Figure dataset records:
....
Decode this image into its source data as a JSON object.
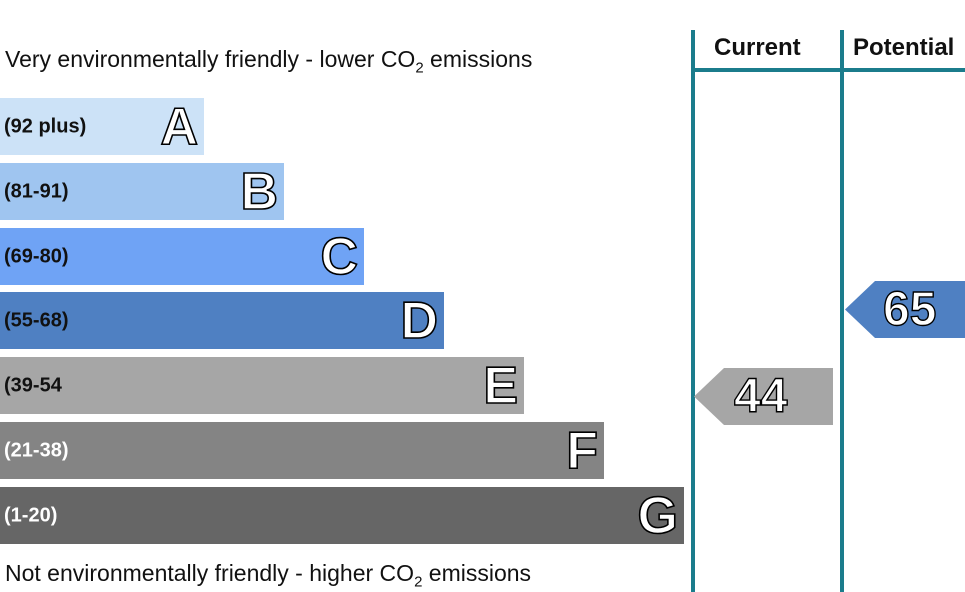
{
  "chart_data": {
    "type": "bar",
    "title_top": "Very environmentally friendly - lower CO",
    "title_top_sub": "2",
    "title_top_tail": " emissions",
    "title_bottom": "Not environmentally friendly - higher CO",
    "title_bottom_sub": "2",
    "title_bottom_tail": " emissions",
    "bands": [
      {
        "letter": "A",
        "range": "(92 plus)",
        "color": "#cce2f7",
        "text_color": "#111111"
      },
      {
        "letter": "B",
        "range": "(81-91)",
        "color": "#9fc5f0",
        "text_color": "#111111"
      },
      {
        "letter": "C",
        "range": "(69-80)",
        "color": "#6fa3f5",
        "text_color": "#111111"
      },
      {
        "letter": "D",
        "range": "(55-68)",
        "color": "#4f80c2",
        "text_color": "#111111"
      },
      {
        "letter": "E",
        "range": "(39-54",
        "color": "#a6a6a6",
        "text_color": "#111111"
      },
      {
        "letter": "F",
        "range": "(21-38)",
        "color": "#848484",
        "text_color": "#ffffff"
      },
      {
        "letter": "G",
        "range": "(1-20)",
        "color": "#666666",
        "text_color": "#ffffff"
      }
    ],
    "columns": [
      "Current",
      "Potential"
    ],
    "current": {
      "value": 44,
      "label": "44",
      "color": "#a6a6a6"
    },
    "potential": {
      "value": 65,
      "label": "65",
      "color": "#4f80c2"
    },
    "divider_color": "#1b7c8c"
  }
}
....
— Required work —
From the listing above, collect each line in which the string "environmentally" appears.

— Problem solution —
    "title_top": "Very environmentally friendly - lower CO",
    "title_bottom": "Not environmentally friendly - higher CO",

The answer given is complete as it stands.